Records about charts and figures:
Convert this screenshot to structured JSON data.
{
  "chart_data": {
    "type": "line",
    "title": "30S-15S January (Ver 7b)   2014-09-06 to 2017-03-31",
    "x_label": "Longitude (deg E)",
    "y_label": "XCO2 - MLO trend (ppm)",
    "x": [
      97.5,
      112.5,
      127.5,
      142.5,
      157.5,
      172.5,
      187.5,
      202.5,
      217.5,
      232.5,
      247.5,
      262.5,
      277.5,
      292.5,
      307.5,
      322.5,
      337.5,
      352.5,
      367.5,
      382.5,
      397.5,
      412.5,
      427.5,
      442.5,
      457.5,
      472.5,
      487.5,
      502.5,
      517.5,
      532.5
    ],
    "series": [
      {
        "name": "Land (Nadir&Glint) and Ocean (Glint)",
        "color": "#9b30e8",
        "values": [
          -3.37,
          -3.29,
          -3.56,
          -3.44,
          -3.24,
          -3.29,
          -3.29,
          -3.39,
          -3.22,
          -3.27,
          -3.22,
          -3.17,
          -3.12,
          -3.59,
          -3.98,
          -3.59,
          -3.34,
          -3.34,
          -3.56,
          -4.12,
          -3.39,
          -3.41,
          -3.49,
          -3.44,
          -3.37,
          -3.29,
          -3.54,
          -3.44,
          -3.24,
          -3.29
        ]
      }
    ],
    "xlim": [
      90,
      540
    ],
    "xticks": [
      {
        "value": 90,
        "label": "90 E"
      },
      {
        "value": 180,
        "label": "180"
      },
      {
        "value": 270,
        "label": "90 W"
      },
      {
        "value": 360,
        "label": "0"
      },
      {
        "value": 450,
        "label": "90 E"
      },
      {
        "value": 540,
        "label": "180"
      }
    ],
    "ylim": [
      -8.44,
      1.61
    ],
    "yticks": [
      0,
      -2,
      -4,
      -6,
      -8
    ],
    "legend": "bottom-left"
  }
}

§ Objective: Write out every line of the records exactly.

§ Output below:
Convert this screenshot to structured JSON data.
{
  "chart_data": {
    "type": "line",
    "title": "30S-15S January (Ver 7b)   2014-09-06 to 2017-03-31",
    "x_label": "Longitude (deg E)",
    "y_label": "XCO2 - MLO trend (ppm)",
    "x": [
      97.5,
      112.5,
      127.5,
      142.5,
      157.5,
      172.5,
      187.5,
      202.5,
      217.5,
      232.5,
      247.5,
      262.5,
      277.5,
      292.5,
      307.5,
      322.5,
      337.5,
      352.5,
      367.5,
      382.5,
      397.5,
      412.5,
      427.5,
      442.5,
      457.5,
      472.5,
      487.5,
      502.5,
      517.5,
      532.5
    ],
    "series": [
      {
        "name": "Land (Nadir&Glint) and Ocean (Glint)",
        "color": "#9b30e8",
        "values": [
          -3.37,
          -3.29,
          -3.56,
          -3.44,
          -3.24,
          -3.29,
          -3.29,
          -3.39,
          -3.22,
          -3.27,
          -3.22,
          -3.17,
          -3.12,
          -3.59,
          -3.98,
          -3.59,
          -3.34,
          -3.34,
          -3.56,
          -4.12,
          -3.39,
          -3.41,
          -3.49,
          -3.44,
          -3.37,
          -3.29,
          -3.54,
          -3.44,
          -3.24,
          -3.29
        ]
      }
    ],
    "xlim": [
      90,
      540
    ],
    "xticks": [
      {
        "value": 90,
        "label": "90 E"
      },
      {
        "value": 180,
        "label": "180"
      },
      {
        "value": 270,
        "label": "90 W"
      },
      {
        "value": 360,
        "label": "0"
      },
      {
        "value": 450,
        "label": "90 E"
      },
      {
        "value": 540,
        "label": "180"
      }
    ],
    "ylim": [
      -8.44,
      1.61
    ],
    "yticks": [
      0,
      -2,
      -4,
      -6,
      -8
    ],
    "legend": "bottom-left"
  }
}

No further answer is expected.